>> BEGIN

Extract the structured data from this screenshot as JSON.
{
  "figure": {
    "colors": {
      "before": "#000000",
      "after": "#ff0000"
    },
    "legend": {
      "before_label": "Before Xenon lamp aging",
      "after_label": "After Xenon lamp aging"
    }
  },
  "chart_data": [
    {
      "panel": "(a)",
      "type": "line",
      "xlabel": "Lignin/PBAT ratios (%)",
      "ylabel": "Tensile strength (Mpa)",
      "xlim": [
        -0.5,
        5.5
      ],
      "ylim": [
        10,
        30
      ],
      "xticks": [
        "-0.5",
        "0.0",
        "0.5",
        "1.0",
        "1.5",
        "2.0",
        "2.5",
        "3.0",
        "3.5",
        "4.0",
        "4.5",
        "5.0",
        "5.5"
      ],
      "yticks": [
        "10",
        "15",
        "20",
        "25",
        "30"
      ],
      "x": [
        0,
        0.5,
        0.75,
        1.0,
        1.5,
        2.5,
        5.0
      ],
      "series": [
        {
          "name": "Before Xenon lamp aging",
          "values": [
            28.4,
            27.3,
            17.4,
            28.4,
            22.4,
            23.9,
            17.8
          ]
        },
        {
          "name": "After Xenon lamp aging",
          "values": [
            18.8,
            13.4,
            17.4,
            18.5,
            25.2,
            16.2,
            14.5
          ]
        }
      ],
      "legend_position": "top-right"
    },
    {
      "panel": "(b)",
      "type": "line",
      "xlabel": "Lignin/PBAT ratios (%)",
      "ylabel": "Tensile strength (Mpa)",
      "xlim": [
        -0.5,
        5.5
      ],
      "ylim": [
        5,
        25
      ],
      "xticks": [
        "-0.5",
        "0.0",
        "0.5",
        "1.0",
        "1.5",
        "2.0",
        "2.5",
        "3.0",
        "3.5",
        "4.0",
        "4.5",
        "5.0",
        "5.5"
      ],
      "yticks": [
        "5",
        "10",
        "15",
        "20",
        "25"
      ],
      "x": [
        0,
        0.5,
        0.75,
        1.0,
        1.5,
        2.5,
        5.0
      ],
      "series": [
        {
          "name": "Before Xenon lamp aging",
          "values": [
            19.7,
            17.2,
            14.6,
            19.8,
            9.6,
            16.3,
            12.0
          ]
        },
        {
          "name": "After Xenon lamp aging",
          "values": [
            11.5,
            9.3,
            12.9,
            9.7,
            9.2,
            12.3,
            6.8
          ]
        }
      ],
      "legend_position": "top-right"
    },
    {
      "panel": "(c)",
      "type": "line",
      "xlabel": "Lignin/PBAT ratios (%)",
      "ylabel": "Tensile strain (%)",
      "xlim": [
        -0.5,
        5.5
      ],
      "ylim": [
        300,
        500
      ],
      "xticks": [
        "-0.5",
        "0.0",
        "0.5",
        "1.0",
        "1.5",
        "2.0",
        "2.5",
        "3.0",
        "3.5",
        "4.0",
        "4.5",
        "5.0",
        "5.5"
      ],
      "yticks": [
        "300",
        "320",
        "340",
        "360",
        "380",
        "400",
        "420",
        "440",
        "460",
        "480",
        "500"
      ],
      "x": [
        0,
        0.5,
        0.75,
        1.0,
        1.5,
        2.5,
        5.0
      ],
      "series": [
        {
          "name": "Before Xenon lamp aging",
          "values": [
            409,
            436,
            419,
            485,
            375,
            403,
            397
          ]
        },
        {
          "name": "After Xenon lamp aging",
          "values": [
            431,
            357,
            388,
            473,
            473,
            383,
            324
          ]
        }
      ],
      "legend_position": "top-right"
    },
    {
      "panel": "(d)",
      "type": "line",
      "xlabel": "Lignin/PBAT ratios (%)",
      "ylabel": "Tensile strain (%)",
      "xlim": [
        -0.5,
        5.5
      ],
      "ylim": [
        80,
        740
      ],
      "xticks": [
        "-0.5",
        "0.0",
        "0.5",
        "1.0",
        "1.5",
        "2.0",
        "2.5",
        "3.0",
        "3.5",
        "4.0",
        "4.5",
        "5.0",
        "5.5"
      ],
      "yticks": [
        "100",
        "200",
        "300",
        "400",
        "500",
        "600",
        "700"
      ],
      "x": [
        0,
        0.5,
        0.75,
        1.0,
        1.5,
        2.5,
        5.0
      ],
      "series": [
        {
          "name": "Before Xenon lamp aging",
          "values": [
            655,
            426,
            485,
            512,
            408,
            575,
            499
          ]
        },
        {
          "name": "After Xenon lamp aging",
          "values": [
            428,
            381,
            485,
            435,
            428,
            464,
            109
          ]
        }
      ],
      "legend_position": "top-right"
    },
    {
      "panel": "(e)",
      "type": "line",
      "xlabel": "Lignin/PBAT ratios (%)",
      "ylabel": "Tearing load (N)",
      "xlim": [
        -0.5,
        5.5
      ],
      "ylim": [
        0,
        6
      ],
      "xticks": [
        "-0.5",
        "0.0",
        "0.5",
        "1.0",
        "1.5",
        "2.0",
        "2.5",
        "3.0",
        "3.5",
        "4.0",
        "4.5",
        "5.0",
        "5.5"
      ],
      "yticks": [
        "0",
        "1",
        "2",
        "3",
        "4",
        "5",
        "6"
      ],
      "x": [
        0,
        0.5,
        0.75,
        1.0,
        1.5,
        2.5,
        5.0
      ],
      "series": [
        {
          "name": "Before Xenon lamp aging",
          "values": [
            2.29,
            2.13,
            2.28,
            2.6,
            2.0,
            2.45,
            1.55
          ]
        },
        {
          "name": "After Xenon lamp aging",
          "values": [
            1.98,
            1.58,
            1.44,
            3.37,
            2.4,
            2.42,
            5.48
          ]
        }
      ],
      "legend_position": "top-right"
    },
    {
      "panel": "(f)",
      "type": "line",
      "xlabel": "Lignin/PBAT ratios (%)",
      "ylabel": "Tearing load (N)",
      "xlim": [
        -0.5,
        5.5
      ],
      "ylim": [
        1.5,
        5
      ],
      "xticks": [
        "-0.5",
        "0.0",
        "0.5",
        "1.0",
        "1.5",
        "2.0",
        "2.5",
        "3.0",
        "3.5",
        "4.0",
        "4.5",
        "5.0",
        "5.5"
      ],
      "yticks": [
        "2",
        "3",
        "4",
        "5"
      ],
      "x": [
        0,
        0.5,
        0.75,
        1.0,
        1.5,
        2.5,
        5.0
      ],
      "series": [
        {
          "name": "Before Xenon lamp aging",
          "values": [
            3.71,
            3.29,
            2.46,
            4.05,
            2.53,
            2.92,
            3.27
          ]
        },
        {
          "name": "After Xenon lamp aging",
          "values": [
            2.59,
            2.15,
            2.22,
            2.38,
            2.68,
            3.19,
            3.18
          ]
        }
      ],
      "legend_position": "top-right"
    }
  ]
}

>> END

Quote the material exactly, leaving nothing out.

| Response to the task |
Extract the structured data from this screenshot as JSON.
{
  "figure": {
    "colors": {
      "before": "#000000",
      "after": "#ff0000"
    },
    "legend": {
      "before_label": "Before Xenon lamp aging",
      "after_label": "After Xenon lamp aging"
    }
  },
  "chart_data": [
    {
      "panel": "(a)",
      "type": "line",
      "xlabel": "Lignin/PBAT ratios (%)",
      "ylabel": "Tensile strength (Mpa)",
      "xlim": [
        -0.5,
        5.5
      ],
      "ylim": [
        10,
        30
      ],
      "xticks": [
        "-0.5",
        "0.0",
        "0.5",
        "1.0",
        "1.5",
        "2.0",
        "2.5",
        "3.0",
        "3.5",
        "4.0",
        "4.5",
        "5.0",
        "5.5"
      ],
      "yticks": [
        "10",
        "15",
        "20",
        "25",
        "30"
      ],
      "x": [
        0,
        0.5,
        0.75,
        1.0,
        1.5,
        2.5,
        5.0
      ],
      "series": [
        {
          "name": "Before Xenon lamp aging",
          "values": [
            28.4,
            27.3,
            17.4,
            28.4,
            22.4,
            23.9,
            17.8
          ]
        },
        {
          "name": "After Xenon lamp aging",
          "values": [
            18.8,
            13.4,
            17.4,
            18.5,
            25.2,
            16.2,
            14.5
          ]
        }
      ],
      "legend_position": "top-right"
    },
    {
      "panel": "(b)",
      "type": "line",
      "xlabel": "Lignin/PBAT ratios (%)",
      "ylabel": "Tensile strength (Mpa)",
      "xlim": [
        -0.5,
        5.5
      ],
      "ylim": [
        5,
        25
      ],
      "xticks": [
        "-0.5",
        "0.0",
        "0.5",
        "1.0",
        "1.5",
        "2.0",
        "2.5",
        "3.0",
        "3.5",
        "4.0",
        "4.5",
        "5.0",
        "5.5"
      ],
      "yticks": [
        "5",
        "10",
        "15",
        "20",
        "25"
      ],
      "x": [
        0,
        0.5,
        0.75,
        1.0,
        1.5,
        2.5,
        5.0
      ],
      "series": [
        {
          "name": "Before Xenon lamp aging",
          "values": [
            19.7,
            17.2,
            14.6,
            19.8,
            9.6,
            16.3,
            12.0
          ]
        },
        {
          "name": "After Xenon lamp aging",
          "values": [
            11.5,
            9.3,
            12.9,
            9.7,
            9.2,
            12.3,
            6.8
          ]
        }
      ],
      "legend_position": "top-right"
    },
    {
      "panel": "(c)",
      "type": "line",
      "xlabel": "Lignin/PBAT ratios (%)",
      "ylabel": "Tensile strain (%)",
      "xlim": [
        -0.5,
        5.5
      ],
      "ylim": [
        300,
        500
      ],
      "xticks": [
        "-0.5",
        "0.0",
        "0.5",
        "1.0",
        "1.5",
        "2.0",
        "2.5",
        "3.0",
        "3.5",
        "4.0",
        "4.5",
        "5.0",
        "5.5"
      ],
      "yticks": [
        "300",
        "320",
        "340",
        "360",
        "380",
        "400",
        "420",
        "440",
        "460",
        "480",
        "500"
      ],
      "x": [
        0,
        0.5,
        0.75,
        1.0,
        1.5,
        2.5,
        5.0
      ],
      "series": [
        {
          "name": "Before Xenon lamp aging",
          "values": [
            409,
            436,
            419,
            485,
            375,
            403,
            397
          ]
        },
        {
          "name": "After Xenon lamp aging",
          "values": [
            431,
            357,
            388,
            473,
            473,
            383,
            324
          ]
        }
      ],
      "legend_position": "top-right"
    },
    {
      "panel": "(d)",
      "type": "line",
      "xlabel": "Lignin/PBAT ratios (%)",
      "ylabel": "Tensile strain (%)",
      "xlim": [
        -0.5,
        5.5
      ],
      "ylim": [
        80,
        740
      ],
      "xticks": [
        "-0.5",
        "0.0",
        "0.5",
        "1.0",
        "1.5",
        "2.0",
        "2.5",
        "3.0",
        "3.5",
        "4.0",
        "4.5",
        "5.0",
        "5.5"
      ],
      "yticks": [
        "100",
        "200",
        "300",
        "400",
        "500",
        "600",
        "700"
      ],
      "x": [
        0,
        0.5,
        0.75,
        1.0,
        1.5,
        2.5,
        5.0
      ],
      "series": [
        {
          "name": "Before Xenon lamp aging",
          "values": [
            655,
            426,
            485,
            512,
            408,
            575,
            499
          ]
        },
        {
          "name": "After Xenon lamp aging",
          "values": [
            428,
            381,
            485,
            435,
            428,
            464,
            109
          ]
        }
      ],
      "legend_position": "top-right"
    },
    {
      "panel": "(e)",
      "type": "line",
      "xlabel": "Lignin/PBAT ratios (%)",
      "ylabel": "Tearing load (N)",
      "xlim": [
        -0.5,
        5.5
      ],
      "ylim": [
        0,
        6
      ],
      "xticks": [
        "-0.5",
        "0.0",
        "0.5",
        "1.0",
        "1.5",
        "2.0",
        "2.5",
        "3.0",
        "3.5",
        "4.0",
        "4.5",
        "5.0",
        "5.5"
      ],
      "yticks": [
        "0",
        "1",
        "2",
        "3",
        "4",
        "5",
        "6"
      ],
      "x": [
        0,
        0.5,
        0.75,
        1.0,
        1.5,
        2.5,
        5.0
      ],
      "series": [
        {
          "name": "Before Xenon lamp aging",
          "values": [
            2.29,
            2.13,
            2.28,
            2.6,
            2.0,
            2.45,
            1.55
          ]
        },
        {
          "name": "After Xenon lamp aging",
          "values": [
            1.98,
            1.58,
            1.44,
            3.37,
            2.4,
            2.42,
            5.48
          ]
        }
      ],
      "legend_position": "top-right"
    },
    {
      "panel": "(f)",
      "type": "line",
      "xlabel": "Lignin/PBAT ratios (%)",
      "ylabel": "Tearing load (N)",
      "xlim": [
        -0.5,
        5.5
      ],
      "ylim": [
        1.5,
        5
      ],
      "xticks": [
        "-0.5",
        "0.0",
        "0.5",
        "1.0",
        "1.5",
        "2.0",
        "2.5",
        "3.0",
        "3.5",
        "4.0",
        "4.5",
        "5.0",
        "5.5"
      ],
      "yticks": [
        "2",
        "3",
        "4",
        "5"
      ],
      "x": [
        0,
        0.5,
        0.75,
        1.0,
        1.5,
        2.5,
        5.0
      ],
      "series": [
        {
          "name": "Before Xenon lamp aging",
          "values": [
            3.71,
            3.29,
            2.46,
            4.05,
            2.53,
            2.92,
            3.27
          ]
        },
        {
          "name": "After Xenon lamp aging",
          "values": [
            2.59,
            2.15,
            2.22,
            2.38,
            2.68,
            3.19,
            3.18
          ]
        }
      ],
      "legend_position": "top-right"
    }
  ]
}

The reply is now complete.